» Recorded data:
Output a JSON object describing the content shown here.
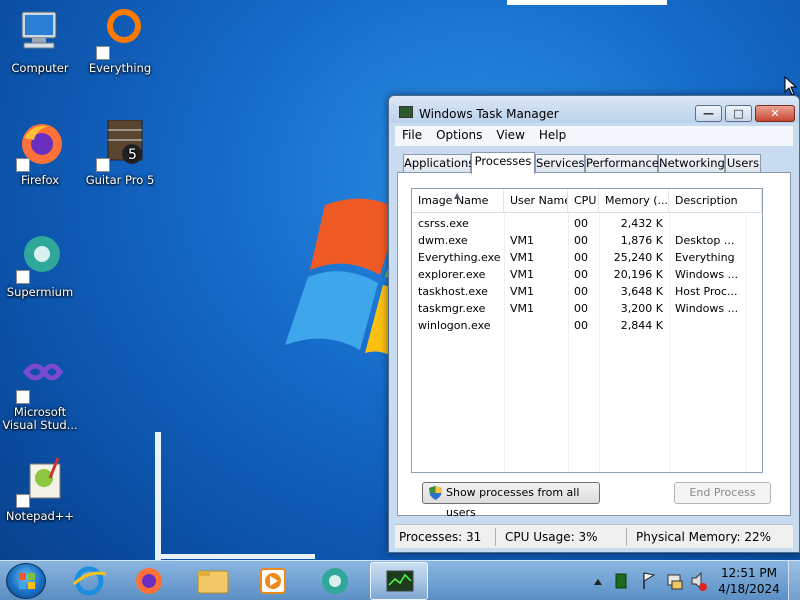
{
  "desktop": {
    "icons": [
      {
        "label": "Computer"
      },
      {
        "label": "Everything"
      },
      {
        "label": "Firefox"
      },
      {
        "label": "Guitar Pro 5"
      },
      {
        "label": "Supermium"
      },
      {
        "label": "Microsoft Visual Stud..."
      },
      {
        "label": "Notepad++"
      }
    ]
  },
  "task_manager": {
    "title": "Windows Task Manager",
    "menu": [
      "File",
      "Options",
      "View",
      "Help"
    ],
    "tabs": [
      "Applications",
      "Processes",
      "Services",
      "Performance",
      "Networking",
      "Users"
    ],
    "active_tab": "Processes",
    "columns": [
      "Image Name",
      "User Name",
      "CPU",
      "Memory (...",
      "Description"
    ],
    "rows": [
      {
        "image": "csrss.exe",
        "user": "",
        "cpu": "00",
        "memory": "2,432 K",
        "description": ""
      },
      {
        "image": "dwm.exe",
        "user": "VM1",
        "cpu": "00",
        "memory": "1,876 K",
        "description": "Desktop ..."
      },
      {
        "image": "Everything.exe",
        "user": "VM1",
        "cpu": "00",
        "memory": "25,240 K",
        "description": "Everything"
      },
      {
        "image": "explorer.exe",
        "user": "VM1",
        "cpu": "00",
        "memory": "20,196 K",
        "description": "Windows ..."
      },
      {
        "image": "taskhost.exe",
        "user": "VM1",
        "cpu": "00",
        "memory": "3,648 K",
        "description": "Host Proc..."
      },
      {
        "image": "taskmgr.exe",
        "user": "VM1",
        "cpu": "00",
        "memory": "3,200 K",
        "description": "Windows ..."
      },
      {
        "image": "winlogon.exe",
        "user": "",
        "cpu": "00",
        "memory": "2,844 K",
        "description": ""
      }
    ],
    "show_all_button": "Show processes from all users",
    "end_process_button": "End Process",
    "status": {
      "processes": "Processes: 31",
      "cpu_usage": "CPU Usage: 3%",
      "physical_memory": "Physical Memory: 22%"
    },
    "window_buttons": {
      "minimize": "—",
      "maximize": "□",
      "close": "✕"
    }
  },
  "taskbar": {
    "items": [
      "start-orb",
      "internet-explorer-icon",
      "firefox-icon",
      "file-explorer-icon",
      "media-player-icon",
      "supermium-icon",
      "task-manager-icon"
    ],
    "active_item": "task-manager-icon",
    "clock_time": "12:51 PM",
    "clock_date": "4/18/2024",
    "tray_icons": [
      "show-hidden-icons-arrow",
      "app-tray-icon",
      "action-center-flag-icon",
      "network-icon",
      "volume-muted-icon"
    ]
  },
  "colors": {
    "desktop_blue": "#1469c7",
    "window_frame": "#c9dbef",
    "close_red": "#c8452f"
  }
}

» Short exercise:
Print all of the entries word for word. Omit the pictures they contain.

» The response:
Output a JSON object describing the content shown here.
{
  "desktop": {
    "icons": [
      {
        "label": "Computer"
      },
      {
        "label": "Everything"
      },
      {
        "label": "Firefox"
      },
      {
        "label": "Guitar Pro 5"
      },
      {
        "label": "Supermium"
      },
      {
        "label": "Microsoft Visual Stud..."
      },
      {
        "label": "Notepad++"
      }
    ]
  },
  "task_manager": {
    "title": "Windows Task Manager",
    "menu": [
      "File",
      "Options",
      "View",
      "Help"
    ],
    "tabs": [
      "Applications",
      "Processes",
      "Services",
      "Performance",
      "Networking",
      "Users"
    ],
    "active_tab": "Processes",
    "columns": [
      "Image Name",
      "User Name",
      "CPU",
      "Memory (...",
      "Description"
    ],
    "rows": [
      {
        "image": "csrss.exe",
        "user": "",
        "cpu": "00",
        "memory": "2,432 K",
        "description": ""
      },
      {
        "image": "dwm.exe",
        "user": "VM1",
        "cpu": "00",
        "memory": "1,876 K",
        "description": "Desktop ..."
      },
      {
        "image": "Everything.exe",
        "user": "VM1",
        "cpu": "00",
        "memory": "25,240 K",
        "description": "Everything"
      },
      {
        "image": "explorer.exe",
        "user": "VM1",
        "cpu": "00",
        "memory": "20,196 K",
        "description": "Windows ..."
      },
      {
        "image": "taskhost.exe",
        "user": "VM1",
        "cpu": "00",
        "memory": "3,648 K",
        "description": "Host Proc..."
      },
      {
        "image": "taskmgr.exe",
        "user": "VM1",
        "cpu": "00",
        "memory": "3,200 K",
        "description": "Windows ..."
      },
      {
        "image": "winlogon.exe",
        "user": "",
        "cpu": "00",
        "memory": "2,844 K",
        "description": ""
      }
    ],
    "show_all_button": "Show processes from all users",
    "end_process_button": "End Process",
    "status": {
      "processes": "Processes: 31",
      "cpu_usage": "CPU Usage: 3%",
      "physical_memory": "Physical Memory: 22%"
    },
    "window_buttons": {
      "minimize": "—",
      "maximize": "□",
      "close": "✕"
    }
  },
  "taskbar": {
    "items": [
      "start-orb",
      "internet-explorer-icon",
      "firefox-icon",
      "file-explorer-icon",
      "media-player-icon",
      "supermium-icon",
      "task-manager-icon"
    ],
    "active_item": "task-manager-icon",
    "clock_time": "12:51 PM",
    "clock_date": "4/18/2024",
    "tray_icons": [
      "show-hidden-icons-arrow",
      "app-tray-icon",
      "action-center-flag-icon",
      "network-icon",
      "volume-muted-icon"
    ]
  },
  "colors": {
    "desktop_blue": "#1469c7",
    "window_frame": "#c9dbef",
    "close_red": "#c8452f"
  }
}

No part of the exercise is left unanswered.